Set out each line from the following listing that includes the word "Left".

● **TASK INPUT**:
START

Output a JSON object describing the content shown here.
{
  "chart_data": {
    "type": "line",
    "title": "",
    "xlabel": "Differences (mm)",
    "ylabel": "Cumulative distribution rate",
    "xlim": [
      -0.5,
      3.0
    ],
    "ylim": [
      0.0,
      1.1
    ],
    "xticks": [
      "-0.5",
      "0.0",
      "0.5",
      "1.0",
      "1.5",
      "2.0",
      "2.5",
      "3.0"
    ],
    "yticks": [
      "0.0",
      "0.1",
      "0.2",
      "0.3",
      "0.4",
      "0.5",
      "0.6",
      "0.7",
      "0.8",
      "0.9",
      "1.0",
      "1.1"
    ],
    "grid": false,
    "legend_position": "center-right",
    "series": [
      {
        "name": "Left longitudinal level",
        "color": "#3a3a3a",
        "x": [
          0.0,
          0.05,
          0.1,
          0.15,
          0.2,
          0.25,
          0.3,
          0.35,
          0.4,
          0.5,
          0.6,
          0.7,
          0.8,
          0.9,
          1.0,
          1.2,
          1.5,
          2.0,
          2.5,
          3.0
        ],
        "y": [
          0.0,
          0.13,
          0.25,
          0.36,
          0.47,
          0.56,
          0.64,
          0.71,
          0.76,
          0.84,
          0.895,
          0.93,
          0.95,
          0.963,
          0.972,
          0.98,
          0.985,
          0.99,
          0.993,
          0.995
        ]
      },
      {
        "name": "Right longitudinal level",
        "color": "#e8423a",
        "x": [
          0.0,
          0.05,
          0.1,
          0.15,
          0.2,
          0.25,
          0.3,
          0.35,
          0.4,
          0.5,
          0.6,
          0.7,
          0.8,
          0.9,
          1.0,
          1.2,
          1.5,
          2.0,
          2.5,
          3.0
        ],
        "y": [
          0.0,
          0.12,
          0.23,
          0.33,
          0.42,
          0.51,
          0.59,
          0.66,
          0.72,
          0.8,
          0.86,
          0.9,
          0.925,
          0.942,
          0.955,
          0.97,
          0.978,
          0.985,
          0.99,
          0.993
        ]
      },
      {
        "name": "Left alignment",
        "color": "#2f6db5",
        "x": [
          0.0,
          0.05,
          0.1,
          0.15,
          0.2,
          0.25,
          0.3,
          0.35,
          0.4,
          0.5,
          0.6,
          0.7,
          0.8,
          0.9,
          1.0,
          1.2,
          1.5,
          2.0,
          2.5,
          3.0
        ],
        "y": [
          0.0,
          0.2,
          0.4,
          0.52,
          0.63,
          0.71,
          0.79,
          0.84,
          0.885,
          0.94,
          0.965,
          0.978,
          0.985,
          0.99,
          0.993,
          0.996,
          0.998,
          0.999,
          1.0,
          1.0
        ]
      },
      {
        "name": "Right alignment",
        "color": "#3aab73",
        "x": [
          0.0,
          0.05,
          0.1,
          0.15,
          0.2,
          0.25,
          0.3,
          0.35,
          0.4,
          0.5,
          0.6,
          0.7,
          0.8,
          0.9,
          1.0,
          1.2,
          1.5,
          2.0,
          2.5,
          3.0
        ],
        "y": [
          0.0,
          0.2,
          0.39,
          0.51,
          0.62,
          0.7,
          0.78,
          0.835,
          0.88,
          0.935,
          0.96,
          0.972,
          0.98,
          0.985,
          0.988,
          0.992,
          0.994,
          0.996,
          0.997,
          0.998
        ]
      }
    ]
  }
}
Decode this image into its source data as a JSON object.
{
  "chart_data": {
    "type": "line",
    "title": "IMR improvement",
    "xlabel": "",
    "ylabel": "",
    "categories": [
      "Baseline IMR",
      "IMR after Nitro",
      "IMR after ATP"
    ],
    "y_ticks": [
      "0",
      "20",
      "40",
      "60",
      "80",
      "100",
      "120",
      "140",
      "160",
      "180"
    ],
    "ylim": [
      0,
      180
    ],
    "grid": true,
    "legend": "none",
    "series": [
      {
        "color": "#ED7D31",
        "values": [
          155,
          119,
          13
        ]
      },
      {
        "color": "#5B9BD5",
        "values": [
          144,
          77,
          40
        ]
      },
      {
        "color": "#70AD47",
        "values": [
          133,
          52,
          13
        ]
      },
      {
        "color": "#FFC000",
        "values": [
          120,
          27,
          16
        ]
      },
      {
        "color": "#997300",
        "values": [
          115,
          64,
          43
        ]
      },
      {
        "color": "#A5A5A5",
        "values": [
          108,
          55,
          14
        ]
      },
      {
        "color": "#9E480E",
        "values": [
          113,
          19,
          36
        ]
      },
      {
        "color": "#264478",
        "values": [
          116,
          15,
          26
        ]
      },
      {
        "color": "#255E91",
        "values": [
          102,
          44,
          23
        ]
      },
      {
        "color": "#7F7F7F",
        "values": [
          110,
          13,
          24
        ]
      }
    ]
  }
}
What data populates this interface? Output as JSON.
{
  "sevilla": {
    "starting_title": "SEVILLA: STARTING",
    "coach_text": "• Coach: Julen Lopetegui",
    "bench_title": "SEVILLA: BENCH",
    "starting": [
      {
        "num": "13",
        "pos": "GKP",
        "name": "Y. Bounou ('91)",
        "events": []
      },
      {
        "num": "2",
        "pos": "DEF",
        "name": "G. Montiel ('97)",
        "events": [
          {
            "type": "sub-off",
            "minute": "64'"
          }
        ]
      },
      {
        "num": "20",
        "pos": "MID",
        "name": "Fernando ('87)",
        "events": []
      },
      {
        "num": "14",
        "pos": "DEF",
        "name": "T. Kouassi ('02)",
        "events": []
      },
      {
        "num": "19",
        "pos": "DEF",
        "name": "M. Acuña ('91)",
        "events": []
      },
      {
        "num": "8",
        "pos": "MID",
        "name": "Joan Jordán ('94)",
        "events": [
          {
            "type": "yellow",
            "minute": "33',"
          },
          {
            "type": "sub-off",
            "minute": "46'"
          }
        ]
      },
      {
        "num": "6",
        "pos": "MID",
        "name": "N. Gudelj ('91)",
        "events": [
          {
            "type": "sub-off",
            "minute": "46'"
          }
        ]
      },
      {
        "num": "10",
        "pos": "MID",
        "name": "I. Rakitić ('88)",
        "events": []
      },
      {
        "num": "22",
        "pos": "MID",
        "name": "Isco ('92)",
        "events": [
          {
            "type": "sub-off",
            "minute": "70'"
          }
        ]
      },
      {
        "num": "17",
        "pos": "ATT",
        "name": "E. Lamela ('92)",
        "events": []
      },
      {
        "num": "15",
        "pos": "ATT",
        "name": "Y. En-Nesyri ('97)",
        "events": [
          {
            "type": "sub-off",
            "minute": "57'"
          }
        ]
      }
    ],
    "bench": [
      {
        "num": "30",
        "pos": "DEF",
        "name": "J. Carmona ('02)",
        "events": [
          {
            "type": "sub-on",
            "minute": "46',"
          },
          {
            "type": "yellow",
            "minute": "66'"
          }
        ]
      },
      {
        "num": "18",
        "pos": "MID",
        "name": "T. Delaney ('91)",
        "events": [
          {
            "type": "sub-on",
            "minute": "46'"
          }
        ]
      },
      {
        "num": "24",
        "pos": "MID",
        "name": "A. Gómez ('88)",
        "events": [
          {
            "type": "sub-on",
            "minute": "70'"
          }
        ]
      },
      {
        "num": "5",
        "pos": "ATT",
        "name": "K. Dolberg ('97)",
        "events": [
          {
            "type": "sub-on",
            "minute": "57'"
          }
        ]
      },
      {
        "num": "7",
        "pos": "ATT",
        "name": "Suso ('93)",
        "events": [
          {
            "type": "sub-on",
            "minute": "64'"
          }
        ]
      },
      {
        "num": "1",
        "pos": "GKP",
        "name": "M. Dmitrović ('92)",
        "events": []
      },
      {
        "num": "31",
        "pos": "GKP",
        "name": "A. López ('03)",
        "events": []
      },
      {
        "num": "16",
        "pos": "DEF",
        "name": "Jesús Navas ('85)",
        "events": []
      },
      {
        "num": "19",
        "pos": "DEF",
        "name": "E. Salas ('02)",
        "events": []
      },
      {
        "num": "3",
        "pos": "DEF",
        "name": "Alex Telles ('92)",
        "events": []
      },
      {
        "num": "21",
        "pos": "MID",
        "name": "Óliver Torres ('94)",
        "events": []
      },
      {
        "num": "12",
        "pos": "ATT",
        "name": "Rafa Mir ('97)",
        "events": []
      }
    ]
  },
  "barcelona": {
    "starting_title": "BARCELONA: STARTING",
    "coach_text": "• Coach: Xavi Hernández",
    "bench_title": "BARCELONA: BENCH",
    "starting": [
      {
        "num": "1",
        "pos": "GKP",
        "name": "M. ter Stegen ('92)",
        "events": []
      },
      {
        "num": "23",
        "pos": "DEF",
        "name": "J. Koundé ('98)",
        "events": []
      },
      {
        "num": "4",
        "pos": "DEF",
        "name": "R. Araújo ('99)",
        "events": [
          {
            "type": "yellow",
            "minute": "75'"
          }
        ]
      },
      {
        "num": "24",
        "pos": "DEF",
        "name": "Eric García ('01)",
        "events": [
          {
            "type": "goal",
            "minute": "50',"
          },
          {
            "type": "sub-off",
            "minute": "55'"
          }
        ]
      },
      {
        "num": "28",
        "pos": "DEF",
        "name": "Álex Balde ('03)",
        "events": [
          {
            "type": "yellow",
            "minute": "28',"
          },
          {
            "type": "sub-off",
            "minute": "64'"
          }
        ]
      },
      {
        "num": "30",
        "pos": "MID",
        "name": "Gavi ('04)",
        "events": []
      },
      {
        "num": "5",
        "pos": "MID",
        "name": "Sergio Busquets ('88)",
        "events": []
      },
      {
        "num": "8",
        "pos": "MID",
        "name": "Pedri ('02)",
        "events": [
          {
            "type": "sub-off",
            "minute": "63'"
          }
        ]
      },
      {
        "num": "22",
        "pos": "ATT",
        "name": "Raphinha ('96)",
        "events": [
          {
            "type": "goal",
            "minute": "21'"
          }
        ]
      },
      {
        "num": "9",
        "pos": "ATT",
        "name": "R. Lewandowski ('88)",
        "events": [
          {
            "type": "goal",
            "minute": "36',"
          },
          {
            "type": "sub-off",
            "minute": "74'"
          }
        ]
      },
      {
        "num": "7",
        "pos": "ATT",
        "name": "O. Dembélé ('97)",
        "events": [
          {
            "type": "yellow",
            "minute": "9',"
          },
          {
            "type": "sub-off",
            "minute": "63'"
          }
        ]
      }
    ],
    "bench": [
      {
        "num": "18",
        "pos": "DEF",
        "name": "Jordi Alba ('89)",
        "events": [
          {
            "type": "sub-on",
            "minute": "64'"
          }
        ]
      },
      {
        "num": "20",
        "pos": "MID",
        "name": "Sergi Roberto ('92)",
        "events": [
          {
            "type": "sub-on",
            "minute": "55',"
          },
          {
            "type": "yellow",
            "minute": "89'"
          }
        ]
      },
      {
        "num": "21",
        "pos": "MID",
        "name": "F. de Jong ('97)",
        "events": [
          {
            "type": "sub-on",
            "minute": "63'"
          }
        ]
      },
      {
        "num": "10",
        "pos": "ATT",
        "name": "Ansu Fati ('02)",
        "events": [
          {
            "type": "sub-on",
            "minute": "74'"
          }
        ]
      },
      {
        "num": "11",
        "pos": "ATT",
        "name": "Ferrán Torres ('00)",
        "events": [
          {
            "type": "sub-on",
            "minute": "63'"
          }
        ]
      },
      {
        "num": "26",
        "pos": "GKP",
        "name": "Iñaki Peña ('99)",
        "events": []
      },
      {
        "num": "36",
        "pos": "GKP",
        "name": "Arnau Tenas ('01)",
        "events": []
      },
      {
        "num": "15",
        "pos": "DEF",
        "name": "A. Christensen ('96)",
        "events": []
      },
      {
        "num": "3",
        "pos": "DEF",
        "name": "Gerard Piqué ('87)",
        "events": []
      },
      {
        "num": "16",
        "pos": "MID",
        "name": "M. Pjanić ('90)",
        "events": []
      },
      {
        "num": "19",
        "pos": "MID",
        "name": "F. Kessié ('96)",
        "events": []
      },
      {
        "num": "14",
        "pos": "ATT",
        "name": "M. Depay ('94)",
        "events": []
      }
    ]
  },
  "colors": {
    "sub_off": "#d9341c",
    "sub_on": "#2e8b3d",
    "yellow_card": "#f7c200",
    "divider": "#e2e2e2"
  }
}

END

● **FINAL ANSWER**:
        "name": "Left longitudinal level",
        "name": "Left alignment",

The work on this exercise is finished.